--- Start ---

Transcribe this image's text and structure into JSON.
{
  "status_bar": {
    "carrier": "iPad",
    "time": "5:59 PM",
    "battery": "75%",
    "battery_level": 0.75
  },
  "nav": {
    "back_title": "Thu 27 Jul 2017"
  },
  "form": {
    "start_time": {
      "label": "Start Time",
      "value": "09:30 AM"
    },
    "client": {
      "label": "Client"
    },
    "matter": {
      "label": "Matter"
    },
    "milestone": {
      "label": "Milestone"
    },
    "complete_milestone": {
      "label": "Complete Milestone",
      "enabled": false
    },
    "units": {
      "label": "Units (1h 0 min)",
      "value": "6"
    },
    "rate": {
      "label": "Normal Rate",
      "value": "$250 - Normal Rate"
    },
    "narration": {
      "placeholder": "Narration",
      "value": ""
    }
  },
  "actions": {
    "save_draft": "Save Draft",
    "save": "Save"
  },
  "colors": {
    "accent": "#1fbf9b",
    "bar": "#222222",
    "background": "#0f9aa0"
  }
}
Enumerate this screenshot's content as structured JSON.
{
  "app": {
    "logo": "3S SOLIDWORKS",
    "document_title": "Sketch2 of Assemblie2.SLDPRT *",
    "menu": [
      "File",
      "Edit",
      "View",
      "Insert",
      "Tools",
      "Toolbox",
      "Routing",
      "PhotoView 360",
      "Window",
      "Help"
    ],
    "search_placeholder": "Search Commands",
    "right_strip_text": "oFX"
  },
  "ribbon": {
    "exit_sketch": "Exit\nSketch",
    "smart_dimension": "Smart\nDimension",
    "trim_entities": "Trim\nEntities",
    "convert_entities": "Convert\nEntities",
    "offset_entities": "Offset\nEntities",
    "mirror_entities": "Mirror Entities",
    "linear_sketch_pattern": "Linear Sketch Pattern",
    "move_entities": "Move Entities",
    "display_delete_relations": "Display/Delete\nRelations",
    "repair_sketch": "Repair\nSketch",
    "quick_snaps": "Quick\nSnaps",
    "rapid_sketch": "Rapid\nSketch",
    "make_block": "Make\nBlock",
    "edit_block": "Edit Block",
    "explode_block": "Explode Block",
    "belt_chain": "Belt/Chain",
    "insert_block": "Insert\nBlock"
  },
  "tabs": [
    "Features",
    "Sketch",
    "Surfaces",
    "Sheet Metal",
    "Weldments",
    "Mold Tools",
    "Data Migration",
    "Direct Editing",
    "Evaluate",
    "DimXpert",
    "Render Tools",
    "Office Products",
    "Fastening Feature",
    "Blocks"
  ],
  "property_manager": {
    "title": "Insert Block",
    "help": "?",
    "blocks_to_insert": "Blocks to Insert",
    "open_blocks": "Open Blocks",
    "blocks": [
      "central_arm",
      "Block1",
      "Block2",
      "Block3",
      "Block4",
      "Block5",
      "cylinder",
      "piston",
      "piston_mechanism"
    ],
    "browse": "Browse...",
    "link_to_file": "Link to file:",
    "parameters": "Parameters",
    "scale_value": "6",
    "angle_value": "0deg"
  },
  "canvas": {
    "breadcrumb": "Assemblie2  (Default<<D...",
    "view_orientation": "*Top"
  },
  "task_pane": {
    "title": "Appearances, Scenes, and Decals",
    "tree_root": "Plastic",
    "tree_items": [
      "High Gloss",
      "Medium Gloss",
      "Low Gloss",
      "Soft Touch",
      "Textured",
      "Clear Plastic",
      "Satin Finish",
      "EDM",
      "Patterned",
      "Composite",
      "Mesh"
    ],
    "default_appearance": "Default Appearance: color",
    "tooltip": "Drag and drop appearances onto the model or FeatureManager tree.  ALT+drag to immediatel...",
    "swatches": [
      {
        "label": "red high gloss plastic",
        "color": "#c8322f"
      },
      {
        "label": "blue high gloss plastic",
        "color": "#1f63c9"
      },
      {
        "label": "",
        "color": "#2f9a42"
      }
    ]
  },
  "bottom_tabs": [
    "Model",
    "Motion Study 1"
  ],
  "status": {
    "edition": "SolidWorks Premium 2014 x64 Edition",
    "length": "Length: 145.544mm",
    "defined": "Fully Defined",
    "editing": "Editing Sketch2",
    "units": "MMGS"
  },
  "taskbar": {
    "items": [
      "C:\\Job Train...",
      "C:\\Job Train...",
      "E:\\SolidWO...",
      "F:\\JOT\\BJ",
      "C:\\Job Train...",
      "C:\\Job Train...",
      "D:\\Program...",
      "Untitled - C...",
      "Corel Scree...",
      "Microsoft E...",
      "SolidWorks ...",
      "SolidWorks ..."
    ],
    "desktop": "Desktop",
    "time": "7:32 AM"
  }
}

--- End ---

# STATED TASK
Make an exact copy of every entry.

# PROBLEM SOLUTION
Transcribe this image's text and structure into JSON.
{
  "status_bar": {
    "carrier": "iPad",
    "time": "5:59 PM",
    "battery": "75%",
    "battery_level": 0.75
  },
  "nav": {
    "back_title": "Thu 27 Jul 2017"
  },
  "form": {
    "start_time": {
      "label": "Start Time",
      "value": "09:30 AM"
    },
    "client": {
      "label": "Client"
    },
    "matter": {
      "label": "Matter"
    },
    "milestone": {
      "label": "Milestone"
    },
    "complete_milestone": {
      "label": "Complete Milestone",
      "enabled": false
    },
    "units": {
      "label": "Units (1h 0 min)",
      "value": "6"
    },
    "rate": {
      "label": "Normal Rate",
      "value": "$250 - Normal Rate"
    },
    "narration": {
      "placeholder": "Narration",
      "value": ""
    }
  },
  "actions": {
    "save_draft": "Save Draft",
    "save": "Save"
  },
  "colors": {
    "accent": "#1fbf9b",
    "bar": "#222222",
    "background": "#0f9aa0"
  }
}
Enumerate this screenshot's content as structured JSON.
{
  "app": {
    "logo": "3S SOLIDWORKS",
    "document_title": "Sketch2 of Assemblie2.SLDPRT *",
    "menu": [
      "File",
      "Edit",
      "View",
      "Insert",
      "Tools",
      "Toolbox",
      "Routing",
      "PhotoView 360",
      "Window",
      "Help"
    ],
    "search_placeholder": "Search Commands",
    "right_strip_text": "oFX"
  },
  "ribbon": {
    "exit_sketch": "Exit\nSketch",
    "smart_dimension": "Smart\nDimension",
    "trim_entities": "Trim\nEntities",
    "convert_entities": "Convert\nEntities",
    "offset_entities": "Offset\nEntities",
    "mirror_entities": "Mirror Entities",
    "linear_sketch_pattern": "Linear Sketch Pattern",
    "move_entities": "Move Entities",
    "display_delete_relations": "Display/Delete\nRelations",
    "repair_sketch": "Repair\nSketch",
    "quick_snaps": "Quick\nSnaps",
    "rapid_sketch": "Rapid\nSketch",
    "make_block": "Make\nBlock",
    "edit_block": "Edit Block",
    "explode_block": "Explode Block",
    "belt_chain": "Belt/Chain",
    "insert_block": "Insert\nBlock"
  },
  "tabs": [
    "Features",
    "Sketch",
    "Surfaces",
    "Sheet Metal",
    "Weldments",
    "Mold Tools",
    "Data Migration",
    "Direct Editing",
    "Evaluate",
    "DimXpert",
    "Render Tools",
    "Office Products",
    "Fastening Feature",
    "Blocks"
  ],
  "property_manager": {
    "title": "Insert Block",
    "help": "?",
    "blocks_to_insert": "Blocks to Insert",
    "open_blocks": "Open Blocks",
    "blocks": [
      "central_arm",
      "Block1",
      "Block2",
      "Block3",
      "Block4",
      "Block5",
      "cylinder",
      "piston",
      "piston_mechanism"
    ],
    "browse": "Browse...",
    "link_to_file": "Link to file:",
    "parameters": "Parameters",
    "scale_value": "6",
    "angle_value": "0deg"
  },
  "canvas": {
    "breadcrumb": "Assemblie2  (Default<<D...",
    "view_orientation": "*Top"
  },
  "task_pane": {
    "title": "Appearances, Scenes, and Decals",
    "tree_root": "Plastic",
    "tree_items": [
      "High Gloss",
      "Medium Gloss",
      "Low Gloss",
      "Soft Touch",
      "Textured",
      "Clear Plastic",
      "Satin Finish",
      "EDM",
      "Patterned",
      "Composite",
      "Mesh"
    ],
    "default_appearance": "Default Appearance: color",
    "tooltip": "Drag and drop appearances onto the model or FeatureManager tree.  ALT+drag to immediatel...",
    "swatches": [
      {
        "label": "red high gloss plastic",
        "color": "#c8322f"
      },
      {
        "label": "blue high gloss plastic",
        "color": "#1f63c9"
      },
      {
        "label": "",
        "color": "#2f9a42"
      }
    ]
  },
  "bottom_tabs": [
    "Model",
    "Motion Study 1"
  ],
  "status": {
    "edition": "SolidWorks Premium 2014 x64 Edition",
    "length": "Length: 145.544mm",
    "defined": "Fully Defined",
    "editing": "Editing Sketch2",
    "units": "MMGS"
  },
  "taskbar": {
    "items": [
      "C:\\Job Train...",
      "C:\\Job Train...",
      "E:\\SolidWO...",
      "F:\\JOT\\BJ",
      "C:\\Job Train...",
      "C:\\Job Train...",
      "D:\\Program...",
      "Untitled - C...",
      "Corel Scree...",
      "Microsoft E...",
      "SolidWorks ...",
      "SolidWorks ..."
    ],
    "desktop": "Desktop",
    "time": "7:32 AM"
  }
}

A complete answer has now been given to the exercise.